[Given instruction] Determine how many lines of the data below contain "Vincent", then give only that number.

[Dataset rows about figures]

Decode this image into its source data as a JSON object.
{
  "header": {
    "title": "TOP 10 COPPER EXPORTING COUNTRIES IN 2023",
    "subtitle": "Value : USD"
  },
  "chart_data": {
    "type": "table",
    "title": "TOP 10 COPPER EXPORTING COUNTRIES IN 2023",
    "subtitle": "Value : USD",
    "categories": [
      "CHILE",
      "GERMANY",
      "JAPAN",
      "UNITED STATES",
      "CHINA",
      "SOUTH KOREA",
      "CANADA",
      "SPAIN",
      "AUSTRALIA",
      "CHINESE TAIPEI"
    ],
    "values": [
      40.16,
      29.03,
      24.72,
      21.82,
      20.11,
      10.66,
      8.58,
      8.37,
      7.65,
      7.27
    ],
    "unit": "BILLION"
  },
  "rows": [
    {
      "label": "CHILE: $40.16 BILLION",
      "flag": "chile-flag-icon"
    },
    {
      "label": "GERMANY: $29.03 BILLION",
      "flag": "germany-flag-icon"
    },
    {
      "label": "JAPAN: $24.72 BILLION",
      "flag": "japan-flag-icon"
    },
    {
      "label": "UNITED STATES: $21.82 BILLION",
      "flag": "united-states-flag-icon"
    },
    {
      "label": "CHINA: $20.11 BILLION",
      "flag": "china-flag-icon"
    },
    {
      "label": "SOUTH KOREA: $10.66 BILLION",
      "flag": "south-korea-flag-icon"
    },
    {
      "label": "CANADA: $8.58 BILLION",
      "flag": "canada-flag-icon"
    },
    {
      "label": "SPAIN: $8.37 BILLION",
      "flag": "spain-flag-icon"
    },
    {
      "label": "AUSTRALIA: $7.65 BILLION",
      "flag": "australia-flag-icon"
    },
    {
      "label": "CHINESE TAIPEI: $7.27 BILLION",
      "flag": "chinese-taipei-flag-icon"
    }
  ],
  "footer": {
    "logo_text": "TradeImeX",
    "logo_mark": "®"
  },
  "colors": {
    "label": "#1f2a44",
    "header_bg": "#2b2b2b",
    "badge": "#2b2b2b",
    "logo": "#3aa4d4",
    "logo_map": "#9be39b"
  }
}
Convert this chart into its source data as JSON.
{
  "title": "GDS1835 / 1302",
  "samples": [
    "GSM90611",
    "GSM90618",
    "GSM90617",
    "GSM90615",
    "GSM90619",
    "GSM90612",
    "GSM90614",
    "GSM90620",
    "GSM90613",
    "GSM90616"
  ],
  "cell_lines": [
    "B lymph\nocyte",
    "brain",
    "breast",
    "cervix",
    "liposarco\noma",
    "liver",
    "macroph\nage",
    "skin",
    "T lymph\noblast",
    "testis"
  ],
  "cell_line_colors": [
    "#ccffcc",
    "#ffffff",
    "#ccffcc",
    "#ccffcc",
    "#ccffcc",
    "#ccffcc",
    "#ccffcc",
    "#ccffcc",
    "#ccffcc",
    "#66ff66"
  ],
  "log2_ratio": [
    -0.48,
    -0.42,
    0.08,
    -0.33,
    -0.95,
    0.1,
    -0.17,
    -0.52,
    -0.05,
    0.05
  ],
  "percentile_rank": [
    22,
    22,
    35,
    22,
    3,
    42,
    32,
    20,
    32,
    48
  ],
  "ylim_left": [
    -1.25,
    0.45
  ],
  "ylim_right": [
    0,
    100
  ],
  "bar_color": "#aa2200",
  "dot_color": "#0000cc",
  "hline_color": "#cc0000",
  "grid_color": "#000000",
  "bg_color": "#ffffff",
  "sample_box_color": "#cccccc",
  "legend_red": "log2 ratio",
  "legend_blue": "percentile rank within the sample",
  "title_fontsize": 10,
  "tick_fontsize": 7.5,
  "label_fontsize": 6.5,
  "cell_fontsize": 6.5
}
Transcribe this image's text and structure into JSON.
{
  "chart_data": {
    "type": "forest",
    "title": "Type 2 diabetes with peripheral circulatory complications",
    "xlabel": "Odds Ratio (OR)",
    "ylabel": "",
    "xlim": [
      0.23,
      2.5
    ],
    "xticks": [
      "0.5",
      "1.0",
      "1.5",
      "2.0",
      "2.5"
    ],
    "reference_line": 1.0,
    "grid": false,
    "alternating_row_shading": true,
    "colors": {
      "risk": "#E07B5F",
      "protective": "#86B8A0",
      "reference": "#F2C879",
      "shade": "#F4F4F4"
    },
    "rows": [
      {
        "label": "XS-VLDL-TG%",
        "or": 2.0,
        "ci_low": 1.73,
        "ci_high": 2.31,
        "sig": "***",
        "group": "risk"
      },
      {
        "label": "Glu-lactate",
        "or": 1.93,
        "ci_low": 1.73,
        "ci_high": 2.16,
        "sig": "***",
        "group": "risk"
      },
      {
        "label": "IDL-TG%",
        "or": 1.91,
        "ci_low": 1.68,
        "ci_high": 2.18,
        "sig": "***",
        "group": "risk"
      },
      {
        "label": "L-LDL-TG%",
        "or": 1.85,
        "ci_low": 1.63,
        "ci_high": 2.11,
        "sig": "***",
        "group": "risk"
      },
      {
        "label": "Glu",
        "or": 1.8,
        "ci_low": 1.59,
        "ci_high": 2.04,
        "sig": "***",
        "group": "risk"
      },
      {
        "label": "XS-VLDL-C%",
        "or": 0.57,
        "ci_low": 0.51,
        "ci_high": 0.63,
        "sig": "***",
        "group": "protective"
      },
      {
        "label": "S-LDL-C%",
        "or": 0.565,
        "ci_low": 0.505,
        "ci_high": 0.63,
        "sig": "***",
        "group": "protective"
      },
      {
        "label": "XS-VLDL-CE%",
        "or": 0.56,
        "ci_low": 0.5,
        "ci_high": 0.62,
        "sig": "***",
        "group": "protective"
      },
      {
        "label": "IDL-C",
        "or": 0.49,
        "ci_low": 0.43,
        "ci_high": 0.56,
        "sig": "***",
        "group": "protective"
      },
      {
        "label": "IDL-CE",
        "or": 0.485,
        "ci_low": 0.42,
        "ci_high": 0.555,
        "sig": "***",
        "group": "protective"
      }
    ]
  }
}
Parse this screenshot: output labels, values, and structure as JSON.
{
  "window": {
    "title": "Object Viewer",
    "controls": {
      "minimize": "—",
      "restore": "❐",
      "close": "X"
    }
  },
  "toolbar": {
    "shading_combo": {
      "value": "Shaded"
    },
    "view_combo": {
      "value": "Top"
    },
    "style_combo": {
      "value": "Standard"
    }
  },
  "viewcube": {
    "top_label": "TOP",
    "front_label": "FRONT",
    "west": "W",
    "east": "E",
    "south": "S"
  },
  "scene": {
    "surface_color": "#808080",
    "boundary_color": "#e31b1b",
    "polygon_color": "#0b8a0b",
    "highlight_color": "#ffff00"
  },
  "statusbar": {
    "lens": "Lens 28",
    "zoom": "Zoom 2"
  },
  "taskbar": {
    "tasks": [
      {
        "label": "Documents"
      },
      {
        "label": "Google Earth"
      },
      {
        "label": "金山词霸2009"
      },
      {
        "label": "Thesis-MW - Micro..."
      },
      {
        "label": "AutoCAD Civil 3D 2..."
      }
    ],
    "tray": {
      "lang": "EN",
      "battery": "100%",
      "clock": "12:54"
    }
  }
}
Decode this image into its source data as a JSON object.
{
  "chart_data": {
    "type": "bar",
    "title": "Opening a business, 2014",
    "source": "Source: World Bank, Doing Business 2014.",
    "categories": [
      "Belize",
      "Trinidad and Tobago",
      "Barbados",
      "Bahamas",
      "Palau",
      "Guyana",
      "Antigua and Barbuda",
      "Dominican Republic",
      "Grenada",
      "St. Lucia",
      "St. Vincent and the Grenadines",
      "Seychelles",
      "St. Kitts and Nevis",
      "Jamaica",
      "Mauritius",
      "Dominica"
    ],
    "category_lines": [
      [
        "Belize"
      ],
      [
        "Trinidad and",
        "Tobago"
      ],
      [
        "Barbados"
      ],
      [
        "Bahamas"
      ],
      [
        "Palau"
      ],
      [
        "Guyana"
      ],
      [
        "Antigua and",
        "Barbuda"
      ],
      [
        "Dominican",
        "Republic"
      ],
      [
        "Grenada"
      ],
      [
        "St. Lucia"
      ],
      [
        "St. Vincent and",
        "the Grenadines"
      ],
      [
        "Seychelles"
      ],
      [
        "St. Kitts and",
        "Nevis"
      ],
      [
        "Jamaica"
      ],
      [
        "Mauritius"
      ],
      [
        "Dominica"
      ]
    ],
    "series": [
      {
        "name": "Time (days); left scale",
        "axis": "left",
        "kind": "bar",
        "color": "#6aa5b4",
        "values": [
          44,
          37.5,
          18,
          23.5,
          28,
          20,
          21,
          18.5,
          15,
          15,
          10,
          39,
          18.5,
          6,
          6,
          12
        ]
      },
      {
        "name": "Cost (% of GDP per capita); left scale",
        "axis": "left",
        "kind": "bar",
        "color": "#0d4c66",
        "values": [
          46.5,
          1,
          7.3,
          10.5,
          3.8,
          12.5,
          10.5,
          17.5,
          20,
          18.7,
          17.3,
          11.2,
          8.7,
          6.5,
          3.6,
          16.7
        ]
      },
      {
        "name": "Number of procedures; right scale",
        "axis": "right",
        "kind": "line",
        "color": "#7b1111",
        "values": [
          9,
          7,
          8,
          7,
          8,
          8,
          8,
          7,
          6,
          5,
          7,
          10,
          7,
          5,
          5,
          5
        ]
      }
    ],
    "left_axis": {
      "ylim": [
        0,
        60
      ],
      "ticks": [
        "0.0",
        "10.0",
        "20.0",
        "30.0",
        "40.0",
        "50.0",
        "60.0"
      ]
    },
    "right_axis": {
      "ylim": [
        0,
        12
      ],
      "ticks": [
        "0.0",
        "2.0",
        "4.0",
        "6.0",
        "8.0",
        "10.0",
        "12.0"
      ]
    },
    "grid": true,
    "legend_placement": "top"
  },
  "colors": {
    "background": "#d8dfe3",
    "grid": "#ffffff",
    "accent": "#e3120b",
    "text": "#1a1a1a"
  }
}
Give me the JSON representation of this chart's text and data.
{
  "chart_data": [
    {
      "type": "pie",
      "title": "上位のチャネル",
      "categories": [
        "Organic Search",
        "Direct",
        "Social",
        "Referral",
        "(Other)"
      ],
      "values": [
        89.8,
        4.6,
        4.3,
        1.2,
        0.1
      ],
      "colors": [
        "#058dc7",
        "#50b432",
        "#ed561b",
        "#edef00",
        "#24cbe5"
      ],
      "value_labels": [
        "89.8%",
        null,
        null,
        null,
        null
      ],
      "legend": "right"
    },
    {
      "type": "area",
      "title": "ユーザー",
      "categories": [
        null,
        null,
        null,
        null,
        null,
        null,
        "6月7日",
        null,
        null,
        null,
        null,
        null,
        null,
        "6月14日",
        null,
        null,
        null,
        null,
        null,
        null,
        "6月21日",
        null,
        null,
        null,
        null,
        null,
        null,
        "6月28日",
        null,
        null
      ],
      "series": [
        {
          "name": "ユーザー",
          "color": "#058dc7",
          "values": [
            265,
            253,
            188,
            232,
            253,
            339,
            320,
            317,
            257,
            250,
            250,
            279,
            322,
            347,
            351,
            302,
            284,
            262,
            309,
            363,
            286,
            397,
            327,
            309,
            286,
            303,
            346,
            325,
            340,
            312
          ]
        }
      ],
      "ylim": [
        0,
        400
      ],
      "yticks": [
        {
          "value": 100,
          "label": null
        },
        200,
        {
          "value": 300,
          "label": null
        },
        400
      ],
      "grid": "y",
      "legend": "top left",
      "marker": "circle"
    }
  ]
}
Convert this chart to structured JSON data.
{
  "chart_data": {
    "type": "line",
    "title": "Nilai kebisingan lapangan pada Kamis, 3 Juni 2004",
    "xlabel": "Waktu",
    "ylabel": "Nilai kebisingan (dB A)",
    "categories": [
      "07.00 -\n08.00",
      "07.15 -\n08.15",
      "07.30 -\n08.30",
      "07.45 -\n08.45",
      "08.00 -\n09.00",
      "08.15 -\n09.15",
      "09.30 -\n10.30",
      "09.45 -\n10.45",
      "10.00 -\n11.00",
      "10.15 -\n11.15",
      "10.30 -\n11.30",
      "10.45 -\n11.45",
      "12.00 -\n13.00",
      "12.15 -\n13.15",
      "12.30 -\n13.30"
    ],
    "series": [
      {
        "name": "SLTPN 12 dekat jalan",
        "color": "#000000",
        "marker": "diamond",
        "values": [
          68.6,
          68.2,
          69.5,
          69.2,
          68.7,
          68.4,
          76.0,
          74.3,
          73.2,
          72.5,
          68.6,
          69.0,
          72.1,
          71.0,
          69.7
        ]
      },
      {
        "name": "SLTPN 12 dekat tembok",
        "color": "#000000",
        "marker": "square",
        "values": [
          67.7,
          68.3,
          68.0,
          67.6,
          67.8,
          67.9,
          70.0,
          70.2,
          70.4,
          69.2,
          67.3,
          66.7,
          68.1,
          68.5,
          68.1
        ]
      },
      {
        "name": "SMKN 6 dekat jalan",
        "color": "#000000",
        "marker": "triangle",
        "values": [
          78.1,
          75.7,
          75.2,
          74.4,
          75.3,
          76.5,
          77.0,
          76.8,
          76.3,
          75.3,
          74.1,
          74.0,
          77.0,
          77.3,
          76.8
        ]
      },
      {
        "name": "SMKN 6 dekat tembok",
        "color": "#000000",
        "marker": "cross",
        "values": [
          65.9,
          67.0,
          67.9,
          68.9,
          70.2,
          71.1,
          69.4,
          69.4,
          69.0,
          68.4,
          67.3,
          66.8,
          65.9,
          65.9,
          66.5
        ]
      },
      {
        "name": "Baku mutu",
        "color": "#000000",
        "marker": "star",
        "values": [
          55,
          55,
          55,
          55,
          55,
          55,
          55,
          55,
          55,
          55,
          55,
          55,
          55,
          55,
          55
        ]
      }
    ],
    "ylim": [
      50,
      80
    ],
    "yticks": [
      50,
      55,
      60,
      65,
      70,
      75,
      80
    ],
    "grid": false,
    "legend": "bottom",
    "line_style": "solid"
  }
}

[In response] 2